Set task =>
Could you print every record below exactly as it appears?

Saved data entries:
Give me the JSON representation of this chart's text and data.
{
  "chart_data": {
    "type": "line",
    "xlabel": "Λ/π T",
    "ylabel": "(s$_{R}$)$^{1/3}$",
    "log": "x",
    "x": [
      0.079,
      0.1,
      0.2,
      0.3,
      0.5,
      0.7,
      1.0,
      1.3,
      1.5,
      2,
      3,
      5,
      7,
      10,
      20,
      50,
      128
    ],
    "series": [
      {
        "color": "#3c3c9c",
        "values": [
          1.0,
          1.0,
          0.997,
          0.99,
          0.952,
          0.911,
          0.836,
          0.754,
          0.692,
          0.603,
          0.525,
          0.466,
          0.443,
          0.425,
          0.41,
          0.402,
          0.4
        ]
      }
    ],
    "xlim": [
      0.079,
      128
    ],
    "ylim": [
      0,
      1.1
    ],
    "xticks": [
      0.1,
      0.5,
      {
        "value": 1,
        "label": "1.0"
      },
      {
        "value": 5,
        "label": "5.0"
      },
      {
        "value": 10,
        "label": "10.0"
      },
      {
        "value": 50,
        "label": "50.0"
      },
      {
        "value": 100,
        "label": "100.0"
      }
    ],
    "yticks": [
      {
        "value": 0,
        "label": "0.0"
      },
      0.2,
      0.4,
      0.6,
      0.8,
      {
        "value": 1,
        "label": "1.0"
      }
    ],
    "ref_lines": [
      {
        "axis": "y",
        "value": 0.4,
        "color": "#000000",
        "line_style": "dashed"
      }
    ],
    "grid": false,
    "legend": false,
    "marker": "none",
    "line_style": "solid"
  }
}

Reply to the exercise =>
Give me the JSON representation of this chart's text and data.
{
  "chart_data": {
    "type": "line",
    "xlabel": "Λ/π T",
    "ylabel": "(s$_{R}$)$^{1/3}$",
    "log": "x",
    "x": [
      0.079,
      0.1,
      0.2,
      0.3,
      0.5,
      0.7,
      1.0,
      1.3,
      1.5,
      2,
      3,
      5,
      7,
      10,
      20,
      50,
      128
    ],
    "series": [
      {
        "color": "#3c3c9c",
        "values": [
          1.0,
          1.0,
          0.997,
          0.99,
          0.952,
          0.911,
          0.836,
          0.754,
          0.692,
          0.603,
          0.525,
          0.466,
          0.443,
          0.425,
          0.41,
          0.402,
          0.4
        ]
      }
    ],
    "xlim": [
      0.079,
      128
    ],
    "ylim": [
      0,
      1.1
    ],
    "xticks": [
      0.1,
      0.5,
      {
        "value": 1,
        "label": "1.0"
      },
      {
        "value": 5,
        "label": "5.0"
      },
      {
        "value": 10,
        "label": "10.0"
      },
      {
        "value": 50,
        "label": "50.0"
      },
      {
        "value": 100,
        "label": "100.0"
      }
    ],
    "yticks": [
      {
        "value": 0,
        "label": "0.0"
      },
      0.2,
      0.4,
      0.6,
      0.8,
      {
        "value": 1,
        "label": "1.0"
      }
    ],
    "ref_lines": [
      {
        "axis": "y",
        "value": 0.4,
        "color": "#000000",
        "line_style": "dashed"
      }
    ],
    "grid": false,
    "legend": false,
    "marker": "none",
    "line_style": "solid"
  }
}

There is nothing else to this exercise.